- What this task involves: Report how many lines in the records hold the string "λόγος"; give the number and nothing else.

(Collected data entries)
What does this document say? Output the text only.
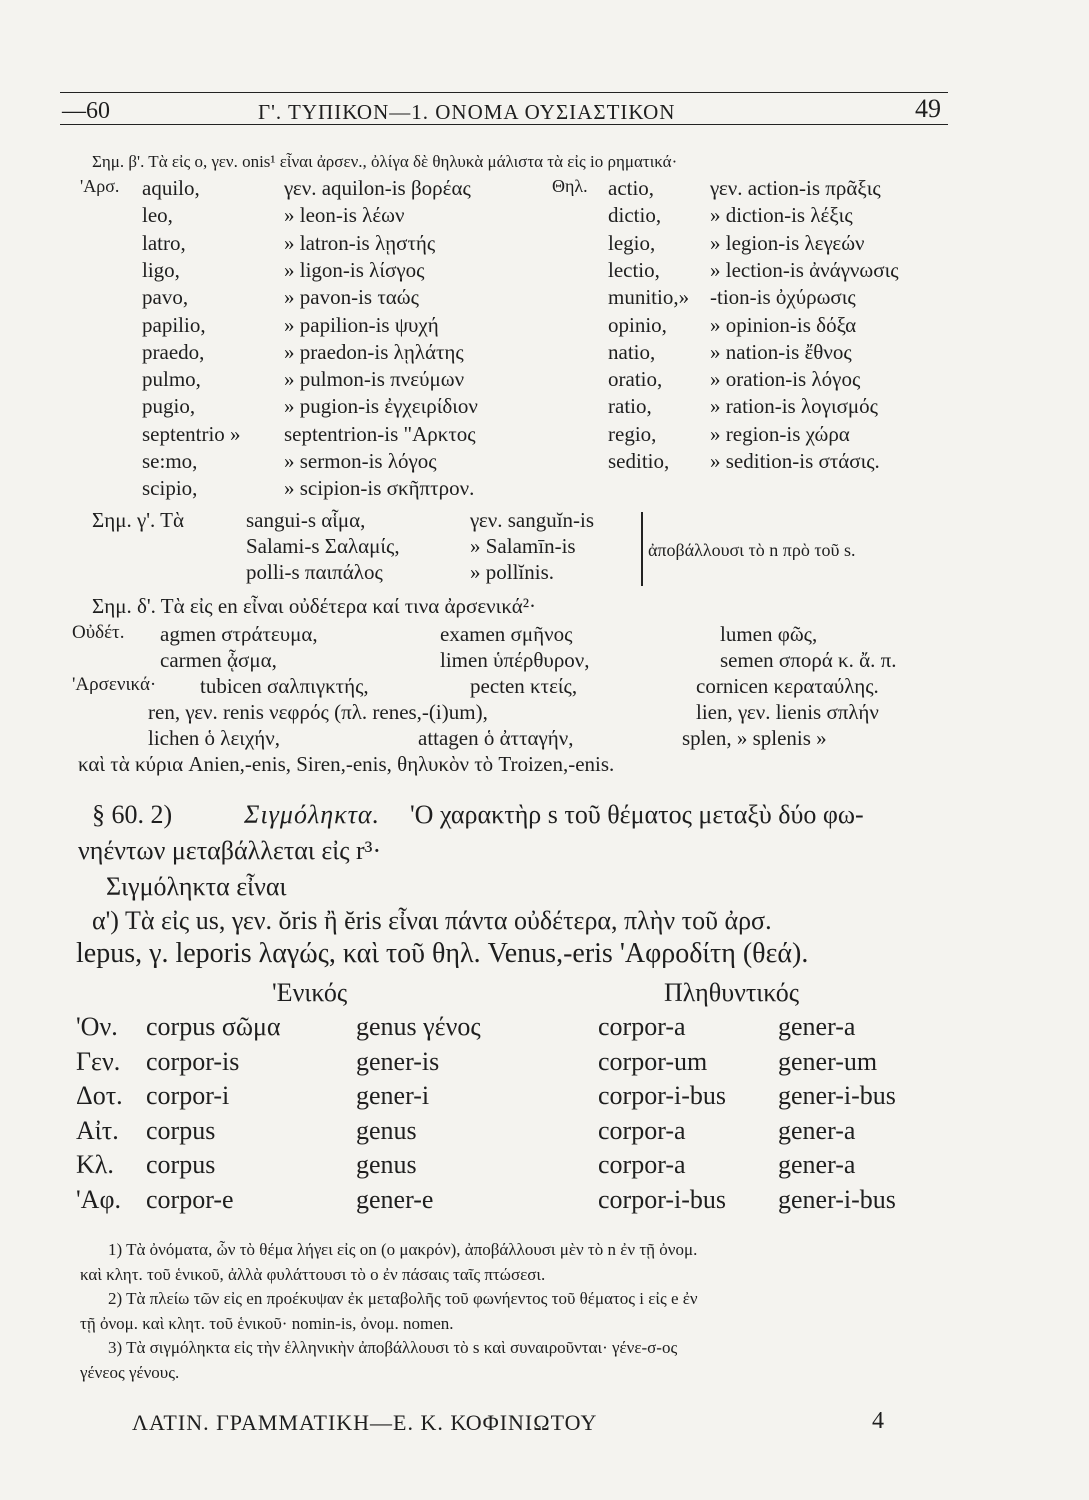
—60	Γ'. ΤΥΠΙΚΟΝ—1. ΟΝΟΜΑ ΟΥΣΙΑΣΤΙΚΟΝ	49
Σημ. β'. Τὰ εἰς o, γεν. onis¹ εἶναι ἀρσεν., ὀλίγα δὲ θηλυκὰ μάλιστα τὰ εἰς io ρηματικά·
'Αρσ.	Θηλ.
aquilo,	γεν. aquilon-is βορέας	actio,	γεν. action-is πρᾶξις
leo,	» leon-is λέων	dictio, » diction-is λέξις
latro,	» latron-is λῃστής	legio,	» legion-is λεγεών
ligo,	» ligon-is λίσγος	lectio, » lection-is ἀνάγνωσις
pavo,	» pavon-is ταώς	munitio,» -tion-is ὀχύρωσις
papilio,	» papilion-is ψυχή	opinio, » opinion-is δόξα
praedo,	» praedon-is λῃλάτης	natio,	» nation-is ἔθνος
pulmo,	» pulmon-is πνεύμων	oratio, » oration-is λόγος
pugio,	» pugion-is ἐγχειρίδιον	ratio,	» ration-is λογισμός
septentrio » septentrion-is "Αρκτος	regio,	» region-is χώρα
se:mo,	» sermon-is λόγος	seditio, » sedition-is στάσις.
scipio,	» scipion-is σκῆπτρον.
Σημ. γ'. Τὰ	sangui-s αἷμα,	γεν. sanguĭn-is
Salami-s Σαλαμίς,	» Salamīn-is
polli-s παιπάλος	» pollĭnis.
ἀποβάλλουσι τὸ n πρὸ τοῦ s.
Σημ. δ'. Τὰ εἰς en εἶναι οὐδέτερα καί τινα ἀρσενικά²·
Οὐδέτ.
'Αρσενικά·
agmen στράτευμα,	examen σμῆνος	lumen φῶς,
carmen ᾆσμα,	limen ὑπέρθυρον,	semen σπορά κ. ἄ. π.
tubicen σαλπιγκτής,	pecten κτείς,	cornicen κεραταύλης.
ren, γεν. renis νεφρός (πλ. renes,-(i)um),	lien, γεν. lienis σπλήν
lichen ὁ λειχήν,	attagen ὁ ἀτταγήν,	splen, » splenis »
καὶ τὰ κύρια Anien,-enis, Siren,-enis, θηλυκὸν τὸ Troizen,-enis.
§ 60. 2)	Σιγμόληκτα. 'Ο χαρακτὴρ s τοῦ θέματος μεταξὺ δύο φω-
νηέντων μεταβάλλεται εἰς r³·
Σιγμόληκτα εἶναι
α') Τὰ εἰς us, γεν. ŏris ἢ ĕris εἶναι πάντα οὐδέτερα, πλὴν τοῦ ἀρσ.
lepus, γ. leporis λαγώς, καὶ τοῦ θηλ. Venus,-eris 'Αφροδίτη (θεά).
'Ενικός	Πληθυντικός
'Ον. corpus σῶμα	genus γένος	corpor-a	gener-a
Γεν. corpor-is	gener-is	corpor-um	gener-um
Δοτ. corpor-i	gener-i	corpor-i-bus gener-i-bus
Αἰτ. corpus	genus	corpor-a	gener-a
Κλ. corpus	genus	corpor-a	gener-a
'Αφ. corpor-e	gener-e	corpor-i-bus gener-i-bus
1) Τὰ ὀνόματα, ὧν τὸ θέμα λήγει εἰς on (o μακρόν), ἀποβάλλουσι μὲν τὸ n ἐν τῇ ὀνομ.
καὶ κλητ. τοῦ ἑνικοῦ, ἀλλὰ φυλάττουσι τὸ o ἐν πάσαις ταῖς πτώσεσι.
2) Τὰ πλείω τῶν εἰς en προέκυψαν ἐκ μεταβολῆς τοῦ φωνήεντος τοῦ θέματος i εἰς e ἐν
τῇ ὀνομ. καὶ κλητ. τοῦ ἑνικοῦ· nomin-is, ὀνομ. nomen.
3) Τὰ σιγμόληκτα εἰς τὴν ἑλληνικὴν ἀποβάλλουσι τὸ s καὶ συναιροῦνται· γένε-σ-ος
γένεος γένους.
ΛΑΤΙΝ. ΓΡΑΜΜΑΤΙΚΗ—Ε. Κ. ΚΟΦΙΝΙΩΤΟΥ	4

- The answer: 2